Start of DATA IN THIS EXERCISE
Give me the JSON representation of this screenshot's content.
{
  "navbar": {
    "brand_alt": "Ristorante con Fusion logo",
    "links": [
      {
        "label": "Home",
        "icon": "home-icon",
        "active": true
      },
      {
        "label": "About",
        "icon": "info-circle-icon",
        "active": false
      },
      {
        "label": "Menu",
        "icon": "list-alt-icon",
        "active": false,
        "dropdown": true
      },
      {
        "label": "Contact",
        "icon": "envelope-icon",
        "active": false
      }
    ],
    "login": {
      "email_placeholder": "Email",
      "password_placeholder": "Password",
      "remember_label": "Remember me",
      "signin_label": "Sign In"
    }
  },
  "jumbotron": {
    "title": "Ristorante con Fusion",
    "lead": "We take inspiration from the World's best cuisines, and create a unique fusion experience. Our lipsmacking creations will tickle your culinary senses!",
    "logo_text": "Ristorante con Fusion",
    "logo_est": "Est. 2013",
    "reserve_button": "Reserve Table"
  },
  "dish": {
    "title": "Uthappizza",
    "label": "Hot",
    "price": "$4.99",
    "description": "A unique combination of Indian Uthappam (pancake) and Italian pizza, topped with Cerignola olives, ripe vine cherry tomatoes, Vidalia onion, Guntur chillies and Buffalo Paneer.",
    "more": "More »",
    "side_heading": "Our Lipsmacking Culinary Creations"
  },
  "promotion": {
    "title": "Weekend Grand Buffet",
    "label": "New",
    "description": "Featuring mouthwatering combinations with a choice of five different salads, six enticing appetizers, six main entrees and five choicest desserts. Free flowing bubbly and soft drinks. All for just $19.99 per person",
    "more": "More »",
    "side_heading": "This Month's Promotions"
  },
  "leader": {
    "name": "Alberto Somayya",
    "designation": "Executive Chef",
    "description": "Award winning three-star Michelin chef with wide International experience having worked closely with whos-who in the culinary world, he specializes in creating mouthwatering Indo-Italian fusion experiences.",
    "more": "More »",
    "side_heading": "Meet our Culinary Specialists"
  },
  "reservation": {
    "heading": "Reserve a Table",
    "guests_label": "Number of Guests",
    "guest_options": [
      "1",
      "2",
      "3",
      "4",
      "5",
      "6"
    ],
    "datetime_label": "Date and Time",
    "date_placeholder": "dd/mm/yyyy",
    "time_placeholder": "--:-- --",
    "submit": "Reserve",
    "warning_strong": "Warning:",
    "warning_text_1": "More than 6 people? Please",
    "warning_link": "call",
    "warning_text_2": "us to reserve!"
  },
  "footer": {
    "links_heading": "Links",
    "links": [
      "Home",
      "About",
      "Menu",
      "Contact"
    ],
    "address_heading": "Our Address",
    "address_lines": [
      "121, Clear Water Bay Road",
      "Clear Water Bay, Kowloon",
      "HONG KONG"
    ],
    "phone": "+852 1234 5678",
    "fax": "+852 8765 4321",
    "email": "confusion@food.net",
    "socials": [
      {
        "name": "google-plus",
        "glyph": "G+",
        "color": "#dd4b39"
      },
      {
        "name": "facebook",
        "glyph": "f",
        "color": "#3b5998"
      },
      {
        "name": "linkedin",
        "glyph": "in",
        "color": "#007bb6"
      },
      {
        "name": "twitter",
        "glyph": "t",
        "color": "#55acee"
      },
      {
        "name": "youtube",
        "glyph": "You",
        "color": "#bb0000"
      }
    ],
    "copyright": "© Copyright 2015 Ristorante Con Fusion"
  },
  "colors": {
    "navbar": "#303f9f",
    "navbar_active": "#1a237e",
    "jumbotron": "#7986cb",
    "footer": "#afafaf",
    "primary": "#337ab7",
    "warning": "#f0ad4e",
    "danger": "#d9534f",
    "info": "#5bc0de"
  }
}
End of DATA IN THIS EXERCISE
STATED PROBLEM
Copy all of the data. Keep every word exactly as it is.

THE RESPONSE
Give me the JSON representation of this screenshot's content.
{
  "navbar": {
    "brand_alt": "Ristorante con Fusion logo",
    "links": [
      {
        "label": "Home",
        "icon": "home-icon",
        "active": true
      },
      {
        "label": "About",
        "icon": "info-circle-icon",
        "active": false
      },
      {
        "label": "Menu",
        "icon": "list-alt-icon",
        "active": false,
        "dropdown": true
      },
      {
        "label": "Contact",
        "icon": "envelope-icon",
        "active": false
      }
    ],
    "login": {
      "email_placeholder": "Email",
      "password_placeholder": "Password",
      "remember_label": "Remember me",
      "signin_label": "Sign In"
    }
  },
  "jumbotron": {
    "title": "Ristorante con Fusion",
    "lead": "We take inspiration from the World's best cuisines, and create a unique fusion experience. Our lipsmacking creations will tickle your culinary senses!",
    "logo_text": "Ristorante con Fusion",
    "logo_est": "Est. 2013",
    "reserve_button": "Reserve Table"
  },
  "dish": {
    "title": "Uthappizza",
    "label": "Hot",
    "price": "$4.99",
    "description": "A unique combination of Indian Uthappam (pancake) and Italian pizza, topped with Cerignola olives, ripe vine cherry tomatoes, Vidalia onion, Guntur chillies and Buffalo Paneer.",
    "more": "More »",
    "side_heading": "Our Lipsmacking Culinary Creations"
  },
  "promotion": {
    "title": "Weekend Grand Buffet",
    "label": "New",
    "description": "Featuring mouthwatering combinations with a choice of five different salads, six enticing appetizers, six main entrees and five choicest desserts. Free flowing bubbly and soft drinks. All for just $19.99 per person",
    "more": "More »",
    "side_heading": "This Month's Promotions"
  },
  "leader": {
    "name": "Alberto Somayya",
    "designation": "Executive Chef",
    "description": "Award winning three-star Michelin chef with wide International experience having worked closely with whos-who in the culinary world, he specializes in creating mouthwatering Indo-Italian fusion experiences.",
    "more": "More »",
    "side_heading": "Meet our Culinary Specialists"
  },
  "reservation": {
    "heading": "Reserve a Table",
    "guests_label": "Number of Guests",
    "guest_options": [
      "1",
      "2",
      "3",
      "4",
      "5",
      "6"
    ],
    "datetime_label": "Date and Time",
    "date_placeholder": "dd/mm/yyyy",
    "time_placeholder": "--:-- --",
    "submit": "Reserve",
    "warning_strong": "Warning:",
    "warning_text_1": "More than 6 people? Please",
    "warning_link": "call",
    "warning_text_2": "us to reserve!"
  },
  "footer": {
    "links_heading": "Links",
    "links": [
      "Home",
      "About",
      "Menu",
      "Contact"
    ],
    "address_heading": "Our Address",
    "address_lines": [
      "121, Clear Water Bay Road",
      "Clear Water Bay, Kowloon",
      "HONG KONG"
    ],
    "phone": "+852 1234 5678",
    "fax": "+852 8765 4321",
    "email": "confusion@food.net",
    "socials": [
      {
        "name": "google-plus",
        "glyph": "G+",
        "color": "#dd4b39"
      },
      {
        "name": "facebook",
        "glyph": "f",
        "color": "#3b5998"
      },
      {
        "name": "linkedin",
        "glyph": "in",
        "color": "#007bb6"
      },
      {
        "name": "twitter",
        "glyph": "t",
        "color": "#55acee"
      },
      {
        "name": "youtube",
        "glyph": "You",
        "color": "#bb0000"
      }
    ],
    "copyright": "© Copyright 2015 Ristorante Con Fusion"
  },
  "colors": {
    "navbar": "#303f9f",
    "navbar_active": "#1a237e",
    "jumbotron": "#7986cb",
    "footer": "#afafaf",
    "primary": "#337ab7",
    "warning": "#f0ad4e",
    "danger": "#d9534f",
    "info": "#5bc0de"
  }
}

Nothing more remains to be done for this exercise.